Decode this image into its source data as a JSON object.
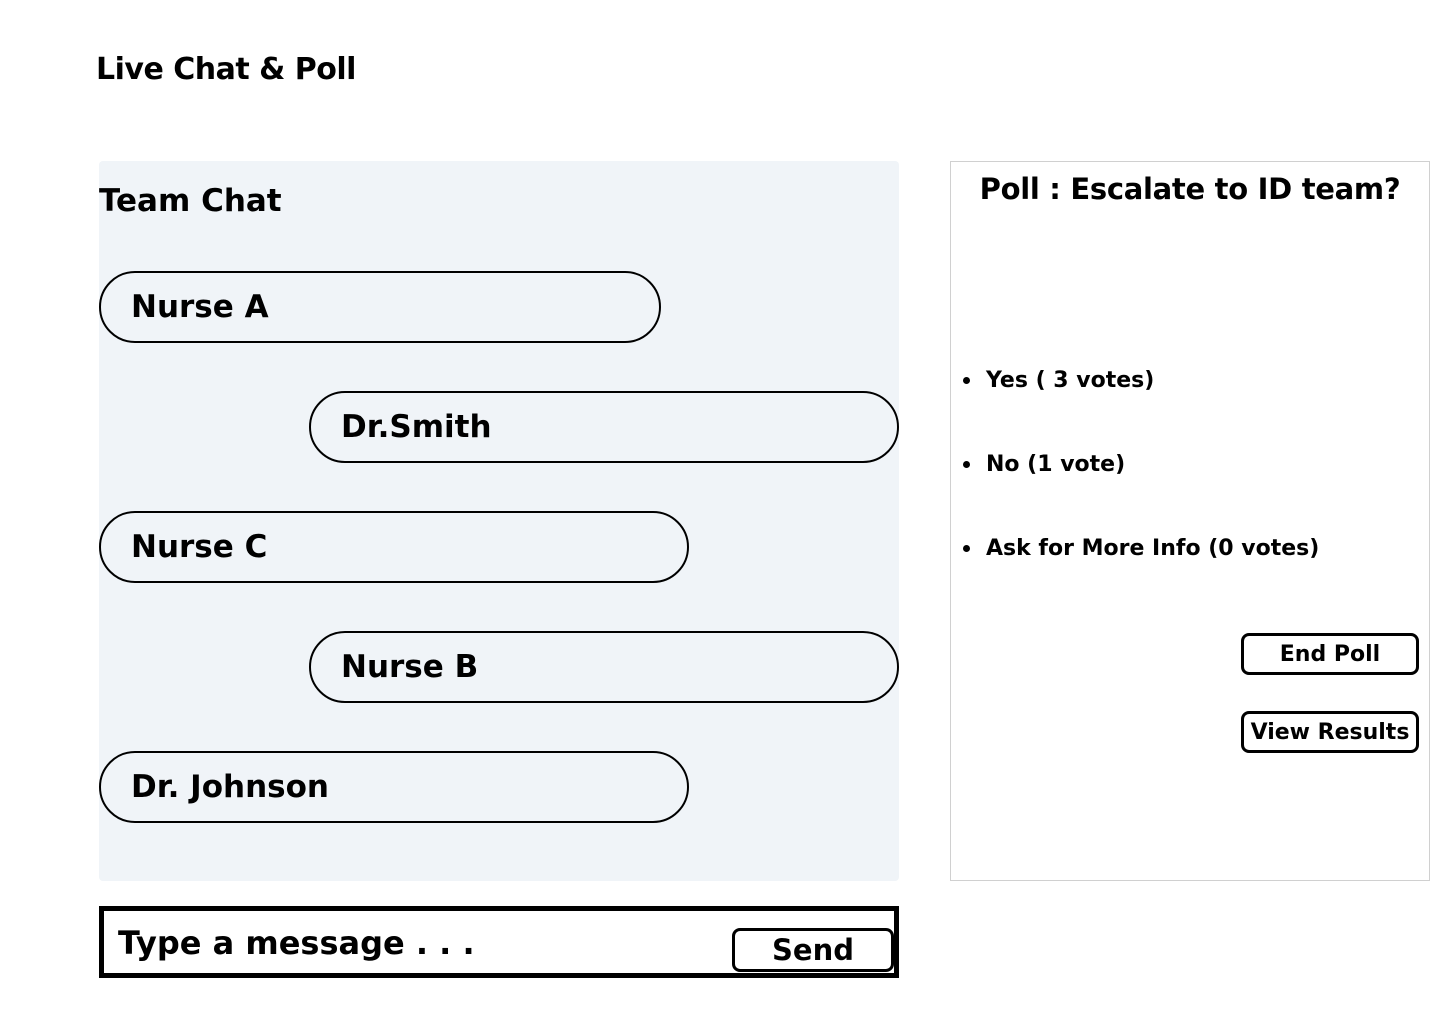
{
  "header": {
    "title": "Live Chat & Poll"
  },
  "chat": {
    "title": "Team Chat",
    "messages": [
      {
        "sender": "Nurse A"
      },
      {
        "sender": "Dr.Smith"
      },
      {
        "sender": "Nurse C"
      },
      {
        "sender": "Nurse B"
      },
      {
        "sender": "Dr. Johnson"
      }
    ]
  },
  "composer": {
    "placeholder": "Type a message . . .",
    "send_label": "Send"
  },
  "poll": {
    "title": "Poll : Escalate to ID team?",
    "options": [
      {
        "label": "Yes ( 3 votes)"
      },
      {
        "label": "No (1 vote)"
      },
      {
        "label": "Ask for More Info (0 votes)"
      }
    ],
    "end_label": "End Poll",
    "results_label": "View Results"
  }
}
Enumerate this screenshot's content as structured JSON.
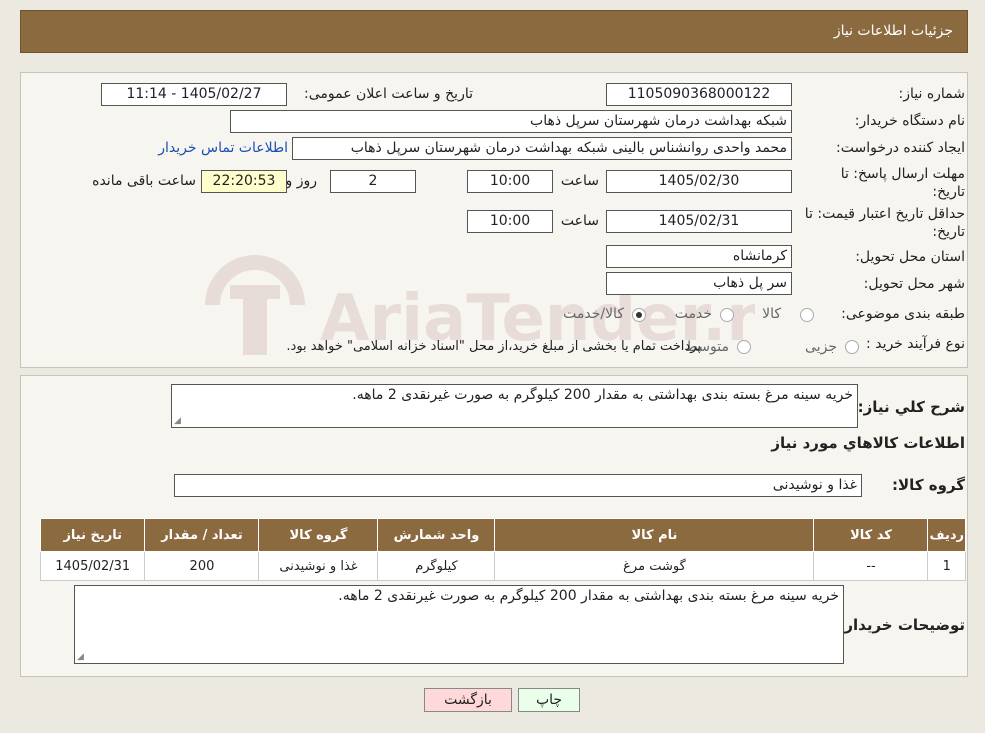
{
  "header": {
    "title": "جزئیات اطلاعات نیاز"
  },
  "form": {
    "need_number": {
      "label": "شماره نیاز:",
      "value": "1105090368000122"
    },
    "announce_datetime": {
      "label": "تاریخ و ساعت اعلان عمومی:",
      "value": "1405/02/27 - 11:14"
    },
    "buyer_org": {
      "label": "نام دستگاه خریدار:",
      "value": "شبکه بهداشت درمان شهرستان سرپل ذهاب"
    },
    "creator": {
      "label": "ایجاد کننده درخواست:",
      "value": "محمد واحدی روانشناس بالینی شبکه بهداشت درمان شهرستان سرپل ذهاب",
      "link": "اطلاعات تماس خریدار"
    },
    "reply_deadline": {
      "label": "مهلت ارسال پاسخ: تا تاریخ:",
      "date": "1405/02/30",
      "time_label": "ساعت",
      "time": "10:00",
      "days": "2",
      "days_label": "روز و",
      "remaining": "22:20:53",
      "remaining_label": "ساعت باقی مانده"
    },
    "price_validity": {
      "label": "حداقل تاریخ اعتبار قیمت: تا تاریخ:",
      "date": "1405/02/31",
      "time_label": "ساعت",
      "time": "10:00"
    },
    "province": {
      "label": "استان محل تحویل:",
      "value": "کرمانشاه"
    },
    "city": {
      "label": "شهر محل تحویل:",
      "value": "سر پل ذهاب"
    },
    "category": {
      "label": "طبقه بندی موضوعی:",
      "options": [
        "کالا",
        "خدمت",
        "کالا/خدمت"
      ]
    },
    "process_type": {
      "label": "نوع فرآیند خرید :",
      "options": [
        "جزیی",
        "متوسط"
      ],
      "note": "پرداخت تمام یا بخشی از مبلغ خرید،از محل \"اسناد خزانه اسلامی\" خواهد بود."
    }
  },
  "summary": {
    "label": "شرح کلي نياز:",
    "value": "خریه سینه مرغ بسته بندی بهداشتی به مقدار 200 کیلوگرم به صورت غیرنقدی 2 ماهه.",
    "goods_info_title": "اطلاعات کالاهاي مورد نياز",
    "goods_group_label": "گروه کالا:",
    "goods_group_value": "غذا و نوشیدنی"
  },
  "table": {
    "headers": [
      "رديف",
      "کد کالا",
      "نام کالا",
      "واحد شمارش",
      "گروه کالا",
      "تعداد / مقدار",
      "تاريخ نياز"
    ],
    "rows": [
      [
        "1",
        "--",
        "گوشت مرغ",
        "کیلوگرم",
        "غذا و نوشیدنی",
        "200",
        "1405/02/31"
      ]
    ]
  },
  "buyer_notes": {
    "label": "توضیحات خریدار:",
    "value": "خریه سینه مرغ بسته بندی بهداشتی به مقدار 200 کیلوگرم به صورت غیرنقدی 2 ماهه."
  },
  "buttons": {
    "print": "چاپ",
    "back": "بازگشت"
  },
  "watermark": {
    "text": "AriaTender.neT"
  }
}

________

### Direction
Leave out the pictures and return every record word for word.

### Task output
Decode this image into its source data as a JSON object.
{
  "header": {
    "title": "Live Chat & Poll"
  },
  "chat": {
    "title": "Team Chat",
    "messages": [
      {
        "sender": "Nurse A"
      },
      {
        "sender": "Dr.Smith"
      },
      {
        "sender": "Nurse C"
      },
      {
        "sender": "Nurse B"
      },
      {
        "sender": "Dr. Johnson"
      }
    ]
  },
  "composer": {
    "placeholder": "Type a message . . .",
    "send_label": "Send"
  },
  "poll": {
    "title": "Poll : Escalate to ID team?",
    "options": [
      {
        "label": "Yes ( 3 votes)"
      },
      {
        "label": "No (1 vote)"
      },
      {
        "label": "Ask for More Info (0 votes)"
      }
    ],
    "end_label": "End Poll",
    "results_label": "View Results"
  }
}
Enumerate this screenshot's content as structured JSON.
{
  "header": {
    "title": "جزئیات اطلاعات نیاز"
  },
  "form": {
    "need_number": {
      "label": "شماره نیاز:",
      "value": "1105090368000122"
    },
    "announce_datetime": {
      "label": "تاریخ و ساعت اعلان عمومی:",
      "value": "1405/02/27 - 11:14"
    },
    "buyer_org": {
      "label": "نام دستگاه خریدار:",
      "value": "شبکه بهداشت درمان شهرستان سرپل ذهاب"
    },
    "creator": {
      "label": "ایجاد کننده درخواست:",
      "value": "محمد واحدی روانشناس بالینی شبکه بهداشت درمان شهرستان سرپل ذهاب",
      "link": "اطلاعات تماس خریدار"
    },
    "reply_deadline": {
      "label": "مهلت ارسال پاسخ: تا تاریخ:",
      "date": "1405/02/30",
      "time_label": "ساعت",
      "time": "10:00",
      "days": "2",
      "days_label": "روز و",
      "remaining": "22:20:53",
      "remaining_label": "ساعت باقی مانده"
    },
    "price_validity": {
      "label": "حداقل تاریخ اعتبار قیمت: تا تاریخ:",
      "date": "1405/02/31",
      "time_label": "ساعت",
      "time": "10:00"
    },
    "province": {
      "label": "استان محل تحویل:",
      "value": "کرمانشاه"
    },
    "city": {
      "label": "شهر محل تحویل:",
      "value": "سر پل ذهاب"
    },
    "category": {
      "label": "طبقه بندی موضوعی:",
      "options": [
        "کالا",
        "خدمت",
        "کالا/خدمت"
      ]
    },
    "process_type": {
      "label": "نوع فرآیند خرید :",
      "options": [
        "جزیی",
        "متوسط"
      ],
      "note": "پرداخت تمام یا بخشی از مبلغ خرید،از محل \"اسناد خزانه اسلامی\" خواهد بود."
    }
  },
  "summary": {
    "label": "شرح کلي نياز:",
    "value": "خریه سینه مرغ بسته بندی بهداشتی به مقدار 200 کیلوگرم به صورت غیرنقدی 2 ماهه.",
    "goods_info_title": "اطلاعات کالاهاي مورد نياز",
    "goods_group_label": "گروه کالا:",
    "goods_group_value": "غذا و نوشیدنی"
  },
  "table": {
    "headers": [
      "رديف",
      "کد کالا",
      "نام کالا",
      "واحد شمارش",
      "گروه کالا",
      "تعداد / مقدار",
      "تاريخ نياز"
    ],
    "rows": [
      [
        "1",
        "--",
        "گوشت مرغ",
        "کیلوگرم",
        "غذا و نوشیدنی",
        "200",
        "1405/02/31"
      ]
    ]
  },
  "buyer_notes": {
    "label": "توضیحات خریدار:",
    "value": "خریه سینه مرغ بسته بندی بهداشتی به مقدار 200 کیلوگرم به صورت غیرنقدی 2 ماهه."
  },
  "buttons": {
    "print": "چاپ",
    "back": "بازگشت"
  },
  "watermark": {
    "text": "AriaTender.neT"
  }
}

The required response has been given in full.